─── Text provided
From mboxrd@z Thu Jan  1 00:00:00 1970
From: Xiao Guangrong <guangrong.xiao@linux.intel.com>
Subject: Re: [PATCH V4 3/7] KVM, pkeys: update memeory permission bitmask for
 pkeys
Date: Tue, 8 Mar 2016 15:35:20 +0800
Message-ID: <56DE80B8.40900@linux.intel.com>
References: <1457177252-7577-1-git-send-email-huaitong.han@intel.com>
 <1457177252-7577-4-git-send-email-huaitong.han@intel.com>
 <56DBDF57.4030607@linux.intel.com> <56DCB9BF.4020904@redhat.com>
Mime-Version: 1.0
Content-Type: text/plain; charset=utf-8; format=flowed
Content-Transfer-Encoding: 7bit
Cc: kvm@vger.kernel.org
To: Paolo Bonzini <pbonzini@redhat.com>,
	Huaitong Han <huaitong.han@intel.com>, gleb@kernel.org
Return-path: <kvm-owner@vger.kernel.org>
Received: from mga04.intel.com ([192.55.52.120]:38246 "EHLO mga04.intel.com"
	rhost-flags-OK-OK-OK-OK) by vger.kernel.org with ESMTP
	id S1753483AbcCHHfo (ORCPT <rfc822;kvm@vger.kernel.org>);
	Tue, 8 Mar 2016 02:35:44 -0500
In-Reply-To: <56DCB9BF.4020904@redhat.com>
Sender: kvm-owner@vger.kernel.org
List-ID: <kvm.vger.kernel.org>


On 03/07/2016 07:14 AM, Paolo Bonzini wrote:
>
>
> On 06/03/2016 08:42, Xiao Guangrong wrote:
>>>
>>> +        rsvdf = pfec & PFERR_RSVD_MASK;
>>
>> No. RSVD is reserved by SMAP and it should not be used to walk guest
>> page page table.
──────
─── Source excerpt
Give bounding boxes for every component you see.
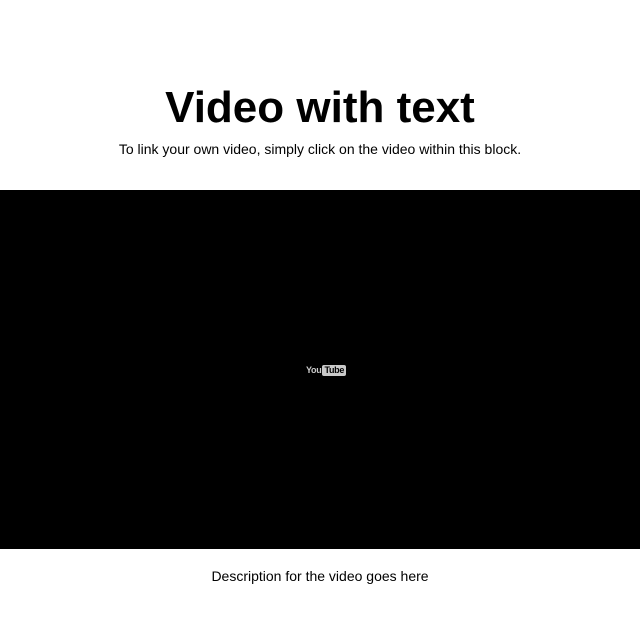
──────
_Written task_
Write the next part of the mailing-list reply about the KVM pkeys patch, beginning right after its last quoted line.

_Answer_
>
> Agreed.  You can treat your code as if rsvdf was always false.  Reserved
> bits are handled elsewhere.
>
>>> +        pkuf = pfec & PFERR_PK_MASK;
>>>            /*
>>>             * PFERR_RSVD_MASK bit is set in PFEC if the access is not
>>>             * subject to SMAP restrictions, and cleared otherwise. The
>>> @@ -3824,12 +3830,34 @@ static void update_permission_bitmask(struct
>>> kvm_vcpu *vcpu,
>>>                     *   clearer.
>>>                     */
>>>                    smap = cr4_smap && u && !uf && !ff;
>>> +
>>> +                /*
>>> +                * PKU:additional mechanism by which the paging
>>> +                * controls access to user-mode addresses based
>>> +                * on the value in the PKRU register. A fault is
>>> +                * considered as a PKU violation if all of the
>>> +                * following conditions are true:
>>> +                * 1.CR4_PKE=1.
>>> +                * 2.EFER_LMA=1.
>>> +                * 3.page is present with no reserved bit
>>> +                *   violations.
>>> +                * 4.the access is not an instruction fetch.
>>> +                * 5.the access is to a user page.
>>> +                * 6.PKRU.AD=1
>>> +                *    or The access is a data write and
>>> +                *       PKRU.WD=1 and either CR0.WP=1
>>> +                *       or it is a user access.
>>> +                *
>>> +                * The 2nd and 6th conditions are computed
>>> +                * dynamically in permission_fault.
>>> +                */
>>
>> It is not good as there are branches in the next patch.
>
> It's important to note that branches in general are _not_ a problem.
> Only badly-predicted branches are a problem;

I agreed on this point.
> well-predicted branches are
> _faster_ than branchless code.

Er, i do not understand this. If these two case have the same cache hit,
how can a branch be faster?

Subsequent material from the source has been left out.